*Exercise instructions:* In the records that follow, show each line where the word "February" is present.

Some records:
=======
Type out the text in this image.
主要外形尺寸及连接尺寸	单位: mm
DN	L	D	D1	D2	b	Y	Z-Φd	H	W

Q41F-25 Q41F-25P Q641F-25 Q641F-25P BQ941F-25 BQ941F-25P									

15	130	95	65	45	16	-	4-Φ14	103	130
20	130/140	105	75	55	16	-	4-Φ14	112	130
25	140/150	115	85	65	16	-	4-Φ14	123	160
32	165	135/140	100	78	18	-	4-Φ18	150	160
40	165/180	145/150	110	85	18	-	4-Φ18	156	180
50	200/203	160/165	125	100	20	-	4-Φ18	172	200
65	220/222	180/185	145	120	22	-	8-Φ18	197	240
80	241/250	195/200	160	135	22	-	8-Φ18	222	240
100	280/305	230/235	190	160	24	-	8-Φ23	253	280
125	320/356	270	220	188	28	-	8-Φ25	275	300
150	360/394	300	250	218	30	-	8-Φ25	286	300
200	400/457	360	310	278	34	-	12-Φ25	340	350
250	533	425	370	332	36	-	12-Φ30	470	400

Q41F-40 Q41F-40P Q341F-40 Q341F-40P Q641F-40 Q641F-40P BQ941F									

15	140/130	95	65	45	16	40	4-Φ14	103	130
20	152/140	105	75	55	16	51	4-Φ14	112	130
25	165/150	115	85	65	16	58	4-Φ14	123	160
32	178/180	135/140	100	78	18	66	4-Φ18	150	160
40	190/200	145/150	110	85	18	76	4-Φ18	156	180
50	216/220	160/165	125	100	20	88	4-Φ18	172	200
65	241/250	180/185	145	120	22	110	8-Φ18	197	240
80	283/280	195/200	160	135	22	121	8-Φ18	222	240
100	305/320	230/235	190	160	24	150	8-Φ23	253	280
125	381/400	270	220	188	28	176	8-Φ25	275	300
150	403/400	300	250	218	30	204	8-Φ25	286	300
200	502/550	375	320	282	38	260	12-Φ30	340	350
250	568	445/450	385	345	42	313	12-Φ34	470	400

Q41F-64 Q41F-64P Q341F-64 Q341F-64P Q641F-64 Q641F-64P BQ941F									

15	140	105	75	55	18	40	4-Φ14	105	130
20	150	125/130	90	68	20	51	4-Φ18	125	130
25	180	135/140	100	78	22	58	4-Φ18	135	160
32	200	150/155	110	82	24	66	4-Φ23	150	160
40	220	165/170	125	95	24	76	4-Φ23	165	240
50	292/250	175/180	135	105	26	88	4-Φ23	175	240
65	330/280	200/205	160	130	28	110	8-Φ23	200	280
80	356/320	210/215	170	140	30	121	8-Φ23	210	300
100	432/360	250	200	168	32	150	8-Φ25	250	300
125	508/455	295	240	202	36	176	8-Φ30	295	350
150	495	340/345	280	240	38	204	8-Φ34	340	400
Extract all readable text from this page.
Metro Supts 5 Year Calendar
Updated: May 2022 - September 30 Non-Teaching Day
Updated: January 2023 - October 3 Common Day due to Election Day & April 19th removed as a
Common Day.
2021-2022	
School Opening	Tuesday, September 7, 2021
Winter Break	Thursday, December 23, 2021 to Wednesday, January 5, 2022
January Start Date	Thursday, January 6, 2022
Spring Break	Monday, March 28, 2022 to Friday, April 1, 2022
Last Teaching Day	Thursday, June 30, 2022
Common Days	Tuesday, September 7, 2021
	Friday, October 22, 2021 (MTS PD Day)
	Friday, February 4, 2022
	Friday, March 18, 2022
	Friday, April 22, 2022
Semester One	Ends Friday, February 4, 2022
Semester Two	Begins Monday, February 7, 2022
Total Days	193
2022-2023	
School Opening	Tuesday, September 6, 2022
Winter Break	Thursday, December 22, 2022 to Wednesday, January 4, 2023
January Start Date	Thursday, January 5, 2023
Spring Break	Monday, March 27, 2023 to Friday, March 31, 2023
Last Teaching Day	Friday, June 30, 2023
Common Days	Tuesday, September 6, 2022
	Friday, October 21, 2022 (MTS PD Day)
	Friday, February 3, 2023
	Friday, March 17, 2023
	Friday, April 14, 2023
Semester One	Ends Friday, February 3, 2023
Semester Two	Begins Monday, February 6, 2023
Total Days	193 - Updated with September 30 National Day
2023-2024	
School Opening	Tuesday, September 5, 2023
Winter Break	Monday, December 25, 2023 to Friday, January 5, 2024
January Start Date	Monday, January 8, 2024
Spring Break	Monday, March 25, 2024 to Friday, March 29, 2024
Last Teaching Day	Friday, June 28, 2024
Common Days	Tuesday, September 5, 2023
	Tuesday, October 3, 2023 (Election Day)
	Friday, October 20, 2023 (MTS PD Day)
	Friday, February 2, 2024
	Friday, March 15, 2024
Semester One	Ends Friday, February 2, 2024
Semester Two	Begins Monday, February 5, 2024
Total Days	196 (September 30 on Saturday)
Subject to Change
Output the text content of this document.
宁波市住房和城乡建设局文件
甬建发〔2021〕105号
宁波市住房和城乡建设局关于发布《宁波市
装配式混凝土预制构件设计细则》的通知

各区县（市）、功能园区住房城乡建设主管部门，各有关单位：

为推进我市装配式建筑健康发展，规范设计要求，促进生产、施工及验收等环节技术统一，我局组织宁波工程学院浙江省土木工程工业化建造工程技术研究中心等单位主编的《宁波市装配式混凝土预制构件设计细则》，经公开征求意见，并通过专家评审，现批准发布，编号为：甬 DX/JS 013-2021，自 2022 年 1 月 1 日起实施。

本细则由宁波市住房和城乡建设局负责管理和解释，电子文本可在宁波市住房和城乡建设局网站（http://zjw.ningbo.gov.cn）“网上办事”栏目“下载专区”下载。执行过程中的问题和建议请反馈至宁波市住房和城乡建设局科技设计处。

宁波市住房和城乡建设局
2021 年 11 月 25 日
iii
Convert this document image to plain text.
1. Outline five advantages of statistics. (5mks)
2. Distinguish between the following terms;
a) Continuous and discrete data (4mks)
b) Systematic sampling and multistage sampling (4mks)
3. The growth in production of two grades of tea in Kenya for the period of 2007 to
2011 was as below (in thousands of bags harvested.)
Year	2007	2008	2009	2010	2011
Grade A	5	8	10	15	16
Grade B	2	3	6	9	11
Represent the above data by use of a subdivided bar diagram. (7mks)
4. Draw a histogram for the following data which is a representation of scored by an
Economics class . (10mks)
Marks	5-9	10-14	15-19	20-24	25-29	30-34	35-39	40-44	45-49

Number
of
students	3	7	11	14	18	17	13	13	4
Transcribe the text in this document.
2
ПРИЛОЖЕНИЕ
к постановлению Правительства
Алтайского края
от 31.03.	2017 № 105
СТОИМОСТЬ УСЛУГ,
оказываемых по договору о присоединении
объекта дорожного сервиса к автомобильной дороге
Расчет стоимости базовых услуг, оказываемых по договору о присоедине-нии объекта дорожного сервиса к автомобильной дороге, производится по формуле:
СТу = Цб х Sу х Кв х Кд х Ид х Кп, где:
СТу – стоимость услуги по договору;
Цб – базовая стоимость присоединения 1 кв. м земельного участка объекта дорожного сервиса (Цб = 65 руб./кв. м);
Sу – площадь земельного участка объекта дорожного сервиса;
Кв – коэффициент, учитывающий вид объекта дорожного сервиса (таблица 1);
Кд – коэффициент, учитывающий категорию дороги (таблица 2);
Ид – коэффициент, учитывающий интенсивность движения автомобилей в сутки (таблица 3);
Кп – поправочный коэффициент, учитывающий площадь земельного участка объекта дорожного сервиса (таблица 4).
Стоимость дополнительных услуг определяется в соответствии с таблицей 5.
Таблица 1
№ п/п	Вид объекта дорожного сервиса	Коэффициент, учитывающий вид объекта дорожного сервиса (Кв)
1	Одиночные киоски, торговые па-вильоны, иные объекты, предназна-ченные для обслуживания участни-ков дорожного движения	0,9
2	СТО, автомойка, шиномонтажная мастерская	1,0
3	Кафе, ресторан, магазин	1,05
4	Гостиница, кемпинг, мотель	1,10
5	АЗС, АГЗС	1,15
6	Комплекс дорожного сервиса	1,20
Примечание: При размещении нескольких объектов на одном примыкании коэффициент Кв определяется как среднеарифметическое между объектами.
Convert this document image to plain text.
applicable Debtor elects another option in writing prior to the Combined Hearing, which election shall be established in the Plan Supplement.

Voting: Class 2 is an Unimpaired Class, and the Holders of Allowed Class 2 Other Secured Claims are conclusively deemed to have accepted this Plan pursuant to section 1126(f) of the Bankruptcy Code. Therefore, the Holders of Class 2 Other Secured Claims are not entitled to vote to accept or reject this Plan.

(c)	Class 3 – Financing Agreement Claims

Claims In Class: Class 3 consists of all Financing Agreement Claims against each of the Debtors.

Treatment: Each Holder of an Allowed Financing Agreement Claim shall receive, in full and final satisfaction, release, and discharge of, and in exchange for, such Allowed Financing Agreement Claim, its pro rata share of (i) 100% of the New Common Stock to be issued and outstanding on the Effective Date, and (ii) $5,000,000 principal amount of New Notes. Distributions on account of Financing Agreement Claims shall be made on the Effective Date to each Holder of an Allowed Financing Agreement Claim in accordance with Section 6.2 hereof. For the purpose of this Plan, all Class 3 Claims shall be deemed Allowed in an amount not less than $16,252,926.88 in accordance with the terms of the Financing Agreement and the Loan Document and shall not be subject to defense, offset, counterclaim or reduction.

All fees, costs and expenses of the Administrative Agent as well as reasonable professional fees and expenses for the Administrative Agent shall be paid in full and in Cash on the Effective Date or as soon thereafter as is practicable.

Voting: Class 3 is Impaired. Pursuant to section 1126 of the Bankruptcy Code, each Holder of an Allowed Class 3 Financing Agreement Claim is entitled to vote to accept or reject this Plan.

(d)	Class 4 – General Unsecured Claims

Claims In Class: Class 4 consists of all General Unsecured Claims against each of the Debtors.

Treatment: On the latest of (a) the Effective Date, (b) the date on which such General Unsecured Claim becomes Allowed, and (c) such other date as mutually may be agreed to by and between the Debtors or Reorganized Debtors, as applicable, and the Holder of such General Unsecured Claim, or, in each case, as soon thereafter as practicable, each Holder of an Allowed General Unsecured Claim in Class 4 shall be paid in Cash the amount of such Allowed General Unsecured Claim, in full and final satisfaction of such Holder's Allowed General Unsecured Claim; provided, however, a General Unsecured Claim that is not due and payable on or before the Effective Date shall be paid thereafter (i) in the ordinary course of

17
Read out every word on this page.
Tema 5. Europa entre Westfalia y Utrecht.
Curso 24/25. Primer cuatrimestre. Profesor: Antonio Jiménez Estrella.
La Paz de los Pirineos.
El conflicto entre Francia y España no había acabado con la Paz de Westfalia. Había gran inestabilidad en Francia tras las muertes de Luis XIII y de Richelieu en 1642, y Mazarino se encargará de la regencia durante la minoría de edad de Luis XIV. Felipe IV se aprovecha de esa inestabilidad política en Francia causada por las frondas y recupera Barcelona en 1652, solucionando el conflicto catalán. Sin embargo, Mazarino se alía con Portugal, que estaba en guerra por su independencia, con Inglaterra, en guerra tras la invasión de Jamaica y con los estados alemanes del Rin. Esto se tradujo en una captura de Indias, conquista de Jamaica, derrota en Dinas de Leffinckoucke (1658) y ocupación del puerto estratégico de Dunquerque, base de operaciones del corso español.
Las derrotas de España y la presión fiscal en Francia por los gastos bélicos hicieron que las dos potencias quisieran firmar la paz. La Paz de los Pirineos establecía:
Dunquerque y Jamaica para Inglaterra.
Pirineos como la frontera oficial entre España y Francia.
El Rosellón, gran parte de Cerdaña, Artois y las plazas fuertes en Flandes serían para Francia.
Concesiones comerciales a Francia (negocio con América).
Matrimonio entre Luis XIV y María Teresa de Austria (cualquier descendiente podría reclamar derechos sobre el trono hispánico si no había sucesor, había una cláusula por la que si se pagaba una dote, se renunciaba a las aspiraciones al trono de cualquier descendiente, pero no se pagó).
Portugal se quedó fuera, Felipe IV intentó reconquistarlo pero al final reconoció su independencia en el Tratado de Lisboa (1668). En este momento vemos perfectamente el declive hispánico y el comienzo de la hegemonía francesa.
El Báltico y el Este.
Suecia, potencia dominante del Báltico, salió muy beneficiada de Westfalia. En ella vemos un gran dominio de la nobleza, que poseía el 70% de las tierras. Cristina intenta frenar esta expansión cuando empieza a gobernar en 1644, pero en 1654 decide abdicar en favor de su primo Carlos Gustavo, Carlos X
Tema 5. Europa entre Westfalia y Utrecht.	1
=======
*Written solution:*
	Friday, February 4, 2022
Semester One	Ends Friday, February 4, 2022
Semester Two	Begins Monday, February 7, 2022
	Friday, February 3, 2023
Semester One	Ends Friday, February 3, 2023
Semester Two	Begins Monday, February 6, 2023
	Friday, February 2, 2024
Semester One	Ends Friday, February 2, 2024
Semester Two	Begins Monday, February 5, 2024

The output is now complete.